Records

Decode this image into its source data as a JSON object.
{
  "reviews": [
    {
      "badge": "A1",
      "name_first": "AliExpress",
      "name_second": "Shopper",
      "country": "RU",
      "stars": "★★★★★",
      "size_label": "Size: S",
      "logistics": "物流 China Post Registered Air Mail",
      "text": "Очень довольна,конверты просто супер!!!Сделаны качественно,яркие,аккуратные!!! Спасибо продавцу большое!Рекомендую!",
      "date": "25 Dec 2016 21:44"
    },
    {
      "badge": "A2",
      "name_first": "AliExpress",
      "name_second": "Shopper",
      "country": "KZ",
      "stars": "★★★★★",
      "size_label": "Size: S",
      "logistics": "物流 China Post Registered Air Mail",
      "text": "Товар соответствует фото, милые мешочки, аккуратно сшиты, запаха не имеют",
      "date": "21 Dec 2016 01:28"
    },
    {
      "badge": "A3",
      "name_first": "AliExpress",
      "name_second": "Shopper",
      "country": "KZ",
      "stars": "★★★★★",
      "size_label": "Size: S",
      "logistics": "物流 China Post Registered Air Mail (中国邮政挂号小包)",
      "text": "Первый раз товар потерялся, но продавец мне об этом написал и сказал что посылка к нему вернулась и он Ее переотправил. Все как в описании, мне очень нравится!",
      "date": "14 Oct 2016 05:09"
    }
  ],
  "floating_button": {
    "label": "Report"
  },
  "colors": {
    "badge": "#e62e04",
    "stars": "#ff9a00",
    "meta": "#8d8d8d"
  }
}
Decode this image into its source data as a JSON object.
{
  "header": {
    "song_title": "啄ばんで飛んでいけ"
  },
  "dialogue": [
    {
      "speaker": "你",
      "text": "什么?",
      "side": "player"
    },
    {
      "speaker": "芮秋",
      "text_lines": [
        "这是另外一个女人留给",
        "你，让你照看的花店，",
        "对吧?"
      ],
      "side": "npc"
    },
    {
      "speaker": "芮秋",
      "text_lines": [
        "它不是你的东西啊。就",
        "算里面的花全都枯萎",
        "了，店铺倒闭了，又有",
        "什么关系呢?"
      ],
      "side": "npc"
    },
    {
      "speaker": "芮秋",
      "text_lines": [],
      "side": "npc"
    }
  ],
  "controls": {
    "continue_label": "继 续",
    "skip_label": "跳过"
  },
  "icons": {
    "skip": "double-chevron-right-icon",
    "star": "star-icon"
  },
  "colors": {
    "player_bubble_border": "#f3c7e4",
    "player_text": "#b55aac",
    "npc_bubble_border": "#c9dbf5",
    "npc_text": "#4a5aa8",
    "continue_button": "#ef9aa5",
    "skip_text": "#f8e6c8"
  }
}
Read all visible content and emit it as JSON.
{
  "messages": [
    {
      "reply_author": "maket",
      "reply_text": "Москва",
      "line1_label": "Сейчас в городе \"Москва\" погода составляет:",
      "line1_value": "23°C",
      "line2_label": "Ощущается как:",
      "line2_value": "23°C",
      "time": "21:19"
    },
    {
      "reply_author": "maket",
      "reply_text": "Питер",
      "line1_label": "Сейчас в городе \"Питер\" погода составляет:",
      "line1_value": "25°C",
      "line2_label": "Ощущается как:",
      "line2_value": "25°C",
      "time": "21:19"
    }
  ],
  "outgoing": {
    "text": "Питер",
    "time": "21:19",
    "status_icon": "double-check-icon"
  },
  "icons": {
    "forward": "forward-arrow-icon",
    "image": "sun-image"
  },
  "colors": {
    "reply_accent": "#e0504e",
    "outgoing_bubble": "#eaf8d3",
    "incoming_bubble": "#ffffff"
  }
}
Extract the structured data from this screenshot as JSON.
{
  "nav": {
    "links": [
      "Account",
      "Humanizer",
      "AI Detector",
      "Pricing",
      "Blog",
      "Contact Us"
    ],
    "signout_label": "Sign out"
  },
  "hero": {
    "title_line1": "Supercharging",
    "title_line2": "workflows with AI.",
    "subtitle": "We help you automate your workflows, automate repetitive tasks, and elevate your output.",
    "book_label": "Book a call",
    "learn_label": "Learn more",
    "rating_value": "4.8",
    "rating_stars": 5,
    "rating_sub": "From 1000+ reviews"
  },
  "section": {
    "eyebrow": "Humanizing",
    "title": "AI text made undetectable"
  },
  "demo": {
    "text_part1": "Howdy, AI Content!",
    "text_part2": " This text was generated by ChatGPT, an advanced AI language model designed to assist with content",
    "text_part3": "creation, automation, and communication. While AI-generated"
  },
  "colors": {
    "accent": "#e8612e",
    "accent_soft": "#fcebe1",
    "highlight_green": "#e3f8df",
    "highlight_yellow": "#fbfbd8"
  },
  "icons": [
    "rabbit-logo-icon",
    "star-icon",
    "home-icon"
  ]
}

» **OBJECTIVE**:
Count the lines in the records above that contain the word "JSON", and give only the number.

» **EXERCISE ANSWER**:
4